(begin)

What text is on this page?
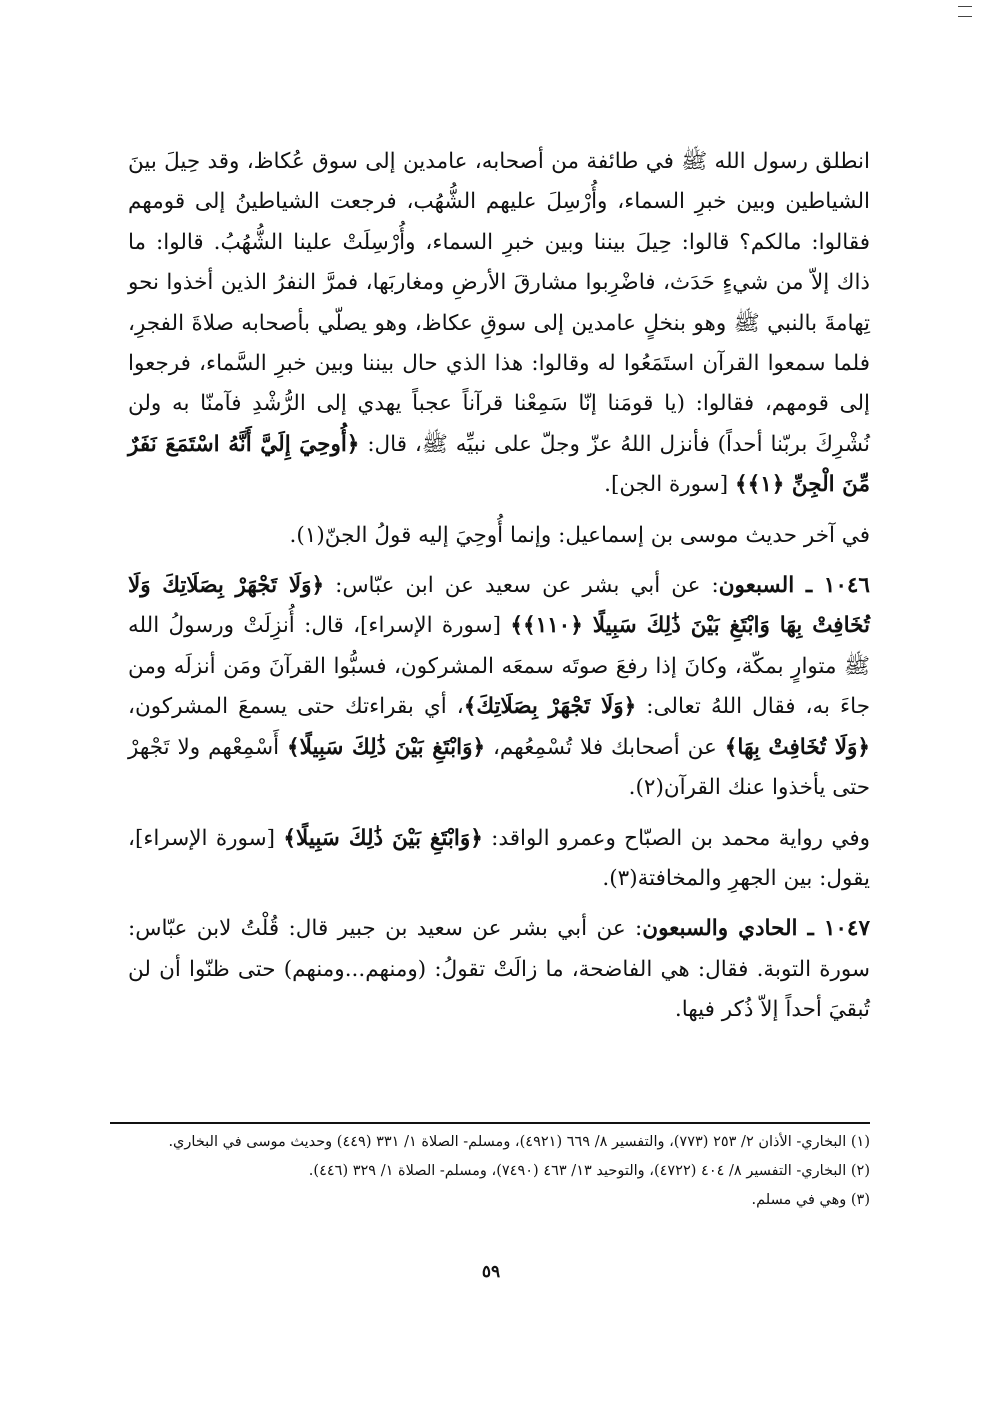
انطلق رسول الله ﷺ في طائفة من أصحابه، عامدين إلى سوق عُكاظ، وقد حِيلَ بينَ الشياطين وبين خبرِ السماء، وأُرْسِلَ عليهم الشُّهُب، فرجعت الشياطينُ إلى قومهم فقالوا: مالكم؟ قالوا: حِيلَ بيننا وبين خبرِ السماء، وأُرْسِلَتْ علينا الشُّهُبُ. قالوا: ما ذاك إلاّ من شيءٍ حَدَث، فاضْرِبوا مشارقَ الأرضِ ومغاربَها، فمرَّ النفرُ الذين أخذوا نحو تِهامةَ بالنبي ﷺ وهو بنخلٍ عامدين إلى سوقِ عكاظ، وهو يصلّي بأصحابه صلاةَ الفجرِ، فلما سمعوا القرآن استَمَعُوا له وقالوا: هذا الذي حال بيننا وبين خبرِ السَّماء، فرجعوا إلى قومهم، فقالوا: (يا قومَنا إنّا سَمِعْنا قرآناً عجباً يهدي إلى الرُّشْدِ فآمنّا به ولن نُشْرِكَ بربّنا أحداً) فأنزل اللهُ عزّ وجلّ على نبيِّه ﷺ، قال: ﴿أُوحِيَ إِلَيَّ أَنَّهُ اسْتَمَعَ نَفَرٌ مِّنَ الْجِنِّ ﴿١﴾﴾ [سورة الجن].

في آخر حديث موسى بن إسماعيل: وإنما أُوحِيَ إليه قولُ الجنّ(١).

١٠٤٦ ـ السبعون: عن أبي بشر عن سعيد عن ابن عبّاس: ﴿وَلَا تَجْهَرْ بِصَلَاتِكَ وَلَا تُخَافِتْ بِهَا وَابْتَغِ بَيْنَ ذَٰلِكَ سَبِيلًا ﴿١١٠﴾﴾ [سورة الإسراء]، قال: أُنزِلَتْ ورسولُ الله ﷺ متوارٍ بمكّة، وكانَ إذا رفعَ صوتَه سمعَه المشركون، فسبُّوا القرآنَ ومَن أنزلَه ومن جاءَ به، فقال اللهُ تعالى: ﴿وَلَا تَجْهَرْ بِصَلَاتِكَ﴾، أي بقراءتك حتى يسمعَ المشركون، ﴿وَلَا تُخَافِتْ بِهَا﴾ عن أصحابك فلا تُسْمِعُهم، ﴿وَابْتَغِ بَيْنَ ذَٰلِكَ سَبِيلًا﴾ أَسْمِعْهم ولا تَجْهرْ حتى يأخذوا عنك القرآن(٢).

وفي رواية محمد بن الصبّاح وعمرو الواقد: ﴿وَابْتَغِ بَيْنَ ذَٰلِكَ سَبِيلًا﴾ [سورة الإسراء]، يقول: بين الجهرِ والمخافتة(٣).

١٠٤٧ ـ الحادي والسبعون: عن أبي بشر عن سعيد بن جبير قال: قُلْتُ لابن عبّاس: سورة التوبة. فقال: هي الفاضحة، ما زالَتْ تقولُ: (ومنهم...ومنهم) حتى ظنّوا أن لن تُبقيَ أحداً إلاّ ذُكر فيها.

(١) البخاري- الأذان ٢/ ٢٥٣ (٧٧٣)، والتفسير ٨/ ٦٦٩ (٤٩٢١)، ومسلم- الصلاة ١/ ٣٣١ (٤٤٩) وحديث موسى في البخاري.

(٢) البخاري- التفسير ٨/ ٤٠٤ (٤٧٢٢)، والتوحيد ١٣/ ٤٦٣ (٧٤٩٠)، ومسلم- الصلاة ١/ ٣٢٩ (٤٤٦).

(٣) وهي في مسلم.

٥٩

(end)

(Task goal) Repeat the material above in full and exactly, omitting the pictures.

(Solution below)
What text is on this page?
انطلق رسول الله ﷺ في طائفة من أصحابه، عامدين إلى سوق عُكاظ، وقد حِيلَ بينَ الشياطين وبين خبرِ السماء، وأُرْسِلَ عليهم الشُّهُب، فرجعت الشياطينُ إلى قومهم فقالوا: مالكم؟ قالوا: حِيلَ بيننا وبين خبرِ السماء، وأُرْسِلَتْ علينا الشُّهُبُ. قالوا: ما ذاك إلاّ من شيءٍ حَدَث، فاضْرِبوا مشارقَ الأرضِ ومغاربَها، فمرَّ النفرُ الذين أخذوا نحو تِهامةَ بالنبي ﷺ وهو بنخلٍ عامدين إلى سوقِ عكاظ، وهو يصلّي بأصحابه صلاةَ الفجرِ، فلما سمعوا القرآن استَمَعُوا له وقالوا: هذا الذي حال بيننا وبين خبرِ السَّماء، فرجعوا إلى قومهم، فقالوا: (يا قومَنا إنّا سَمِعْنا قرآناً عجباً يهدي إلى الرُّشْدِ فآمنّا به ولن نُشْرِكَ بربّنا أحداً) فأنزل اللهُ عزّ وجلّ على نبيِّه ﷺ، قال: ﴿أُوحِيَ إِلَيَّ أَنَّهُ اسْتَمَعَ نَفَرٌ مِّنَ الْجِنِّ ﴿١﴾﴾ [سورة الجن].

في آخر حديث موسى بن إسماعيل: وإنما أُوحِيَ إليه قولُ الجنّ(١).

١٠٤٦ ـ السبعون: عن أبي بشر عن سعيد عن ابن عبّاس: ﴿وَلَا تَجْهَرْ بِصَلَاتِكَ وَلَا تُخَافِتْ بِهَا وَابْتَغِ بَيْنَ ذَٰلِكَ سَبِيلًا ﴿١١٠﴾﴾ [سورة الإسراء]، قال: أُنزِلَتْ ورسولُ الله ﷺ متوارٍ بمكّة، وكانَ إذا رفعَ صوتَه سمعَه المشركون، فسبُّوا القرآنَ ومَن أنزلَه ومن جاءَ به، فقال اللهُ تعالى: ﴿وَلَا تَجْهَرْ بِصَلَاتِكَ﴾، أي بقراءتك حتى يسمعَ المشركون، ﴿وَلَا تُخَافِتْ بِهَا﴾ عن أصحابك فلا تُسْمِعُهم، ﴿وَابْتَغِ بَيْنَ ذَٰلِكَ سَبِيلًا﴾ أَسْمِعْهم ولا تَجْهرْ حتى يأخذوا عنك القرآن(٢).

وفي رواية محمد بن الصبّاح وعمرو الواقد: ﴿وَابْتَغِ بَيْنَ ذَٰلِكَ سَبِيلًا﴾ [سورة الإسراء]، يقول: بين الجهرِ والمخافتة(٣).

١٠٤٧ ـ الحادي والسبعون: عن أبي بشر عن سعيد بن جبير قال: قُلْتُ لابن عبّاس: سورة التوبة. فقال: هي الفاضحة، ما زالَتْ تقولُ: (ومنهم...ومنهم) حتى ظنّوا أن لن تُبقيَ أحداً إلاّ ذُكر فيها.

(١) البخاري- الأذان ٢/ ٢٥٣ (٧٧٣)، والتفسير ٨/ ٦٦٩ (٤٩٢١)، ومسلم- الصلاة ١/ ٣٣١ (٤٤٩) وحديث موسى في البخاري.

(٢) البخاري- التفسير ٨/ ٤٠٤ (٤٧٢٢)، والتوحيد ١٣/ ٤٦٣ (٧٤٩٠)، ومسلم- الصلاة ١/ ٣٢٩ (٤٤٦).

(٣) وهي في مسلم.

٥٩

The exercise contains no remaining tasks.